↓

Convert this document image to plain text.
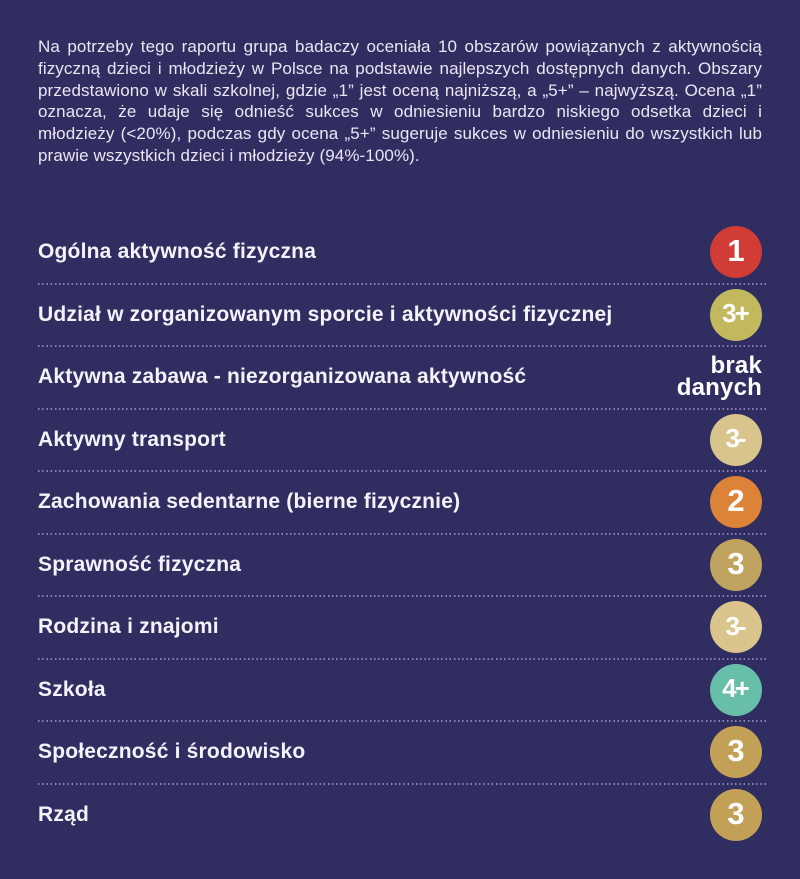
Na potrzeby tego raportu grupa badaczy oceniała 10 obszarów powiązanych z aktywnością fizyczną dzieci i młodzieży w Polsce na podstawie najlepszych dostępnych danych. Obszary przedstawiono w skali szkolnej, gdzie „1” jest oceną najniższą, a „5+” – najwyższą. Ocena „1” oznacza, że udaje się odnieść sukces w odniesieniu bardzo niskiego odsetka dzieci i młodzieży (<20%), podczas gdy ocena „5+” sugeruje sukces w odniesieniu do wszystkich lub prawie wszystkich dzieci i młodzieży (94%-100%).

Ogólna aktywność fizyczna	1
Udział w zorganizowanym sporcie i aktywności fizycznej	3+
Aktywna zabawa - niezorganizowana aktywność	brak danych
Aktywny transport	3-
Zachowania sedentarne (bierne fizycznie)	2
Sprawność fizyczna	3
Rodzina i znajomi	3-
Szkoła	4+
Społeczność i środowisko	3
Rząd	3
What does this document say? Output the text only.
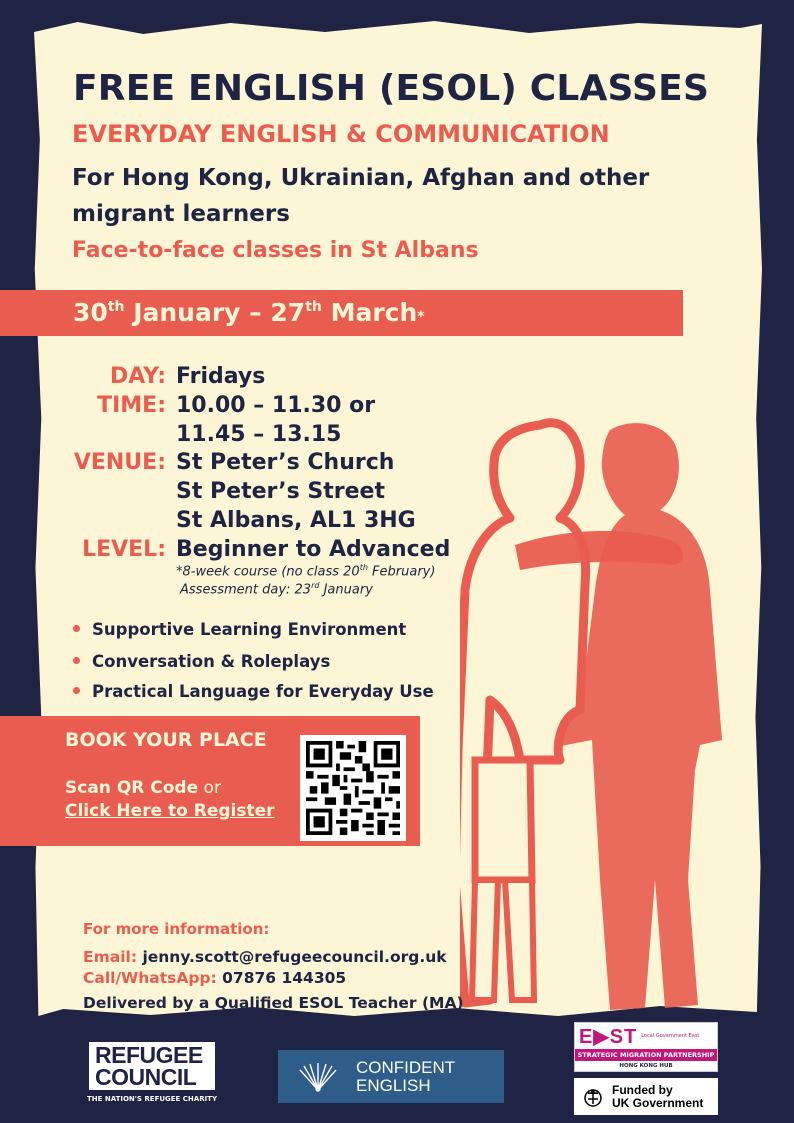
FREE ENGLISH (ESOL) CLASSES
EVERYDAY ENGLISH & COMMUNICATION
For Hong Kong, Ukrainian, Afghan and other migrant learners
Face-to-face classes in St Albans
30th January – 27th March*
DAY: Fridays
TIME: 10.00 – 11.30 or
11.45 – 13.15
VENUE: St Peter’s Church
St Peter’s Street
St Albans, AL1 3HG
LEVEL: Beginner to Advanced
*8-week course (no class 20th February)
Assessment day: 23rd January
Supportive Learning Environment
Conversation & Roleplays
Practical Language for Everyday Use
BOOK YOUR PLACE
Scan QR Code or
Click Here to Register
For more information:
Email: jenny.scott@refugeecouncil.org.uk
Call/WhatsApp: 07876 144305
Delivered by a Qualified ESOL Teacher (MA)
REFUGEE
COUNCIL
THE NATION'S REFUGEE CHARITY
CONFIDENT
ENGLISH
E▶ST Local Government East
STRATEGIC MIGRATION PARTNERSHIP
HONG KONG HUB
Funded by
UK Government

↑

== INSTRUCTIONS TO FOLLOW ==
Without the pictures, repeat exactly the lines running from the line containing "What does this" through the end of the data, both ends included.

== EXERCISE OUTPUT ==
What does this document say? Output the text only.
FREE ENGLISH (ESOL) CLASSES
EVERYDAY ENGLISH & COMMUNICATION
For Hong Kong, Ukrainian, Afghan and other migrant learners
Face-to-face classes in St Albans
30th January – 27th March*
DAY: Fridays
TIME: 10.00 – 11.30 or
11.45 – 13.15
VENUE: St Peter’s Church
St Peter’s Street
St Albans, AL1 3HG
LEVEL: Beginner to Advanced
*8-week course (no class 20th February)
Assessment day: 23rd January
Supportive Learning Environment
Conversation & Roleplays
Practical Language for Everyday Use
BOOK YOUR PLACE
Scan QR Code or
Click Here to Register
For more information:
Email: jenny.scott@refugeecouncil.org.uk
Call/WhatsApp: 07876 144305
Delivered by a Qualified ESOL Teacher (MA)
REFUGEE
COUNCIL
THE NATION'S REFUGEE CHARITY
CONFIDENT
ENGLISH
E▶ST Local Government East
STRATEGIC MIGRATION PARTNERSHIP
HONG KONG HUB
Funded by
UK Government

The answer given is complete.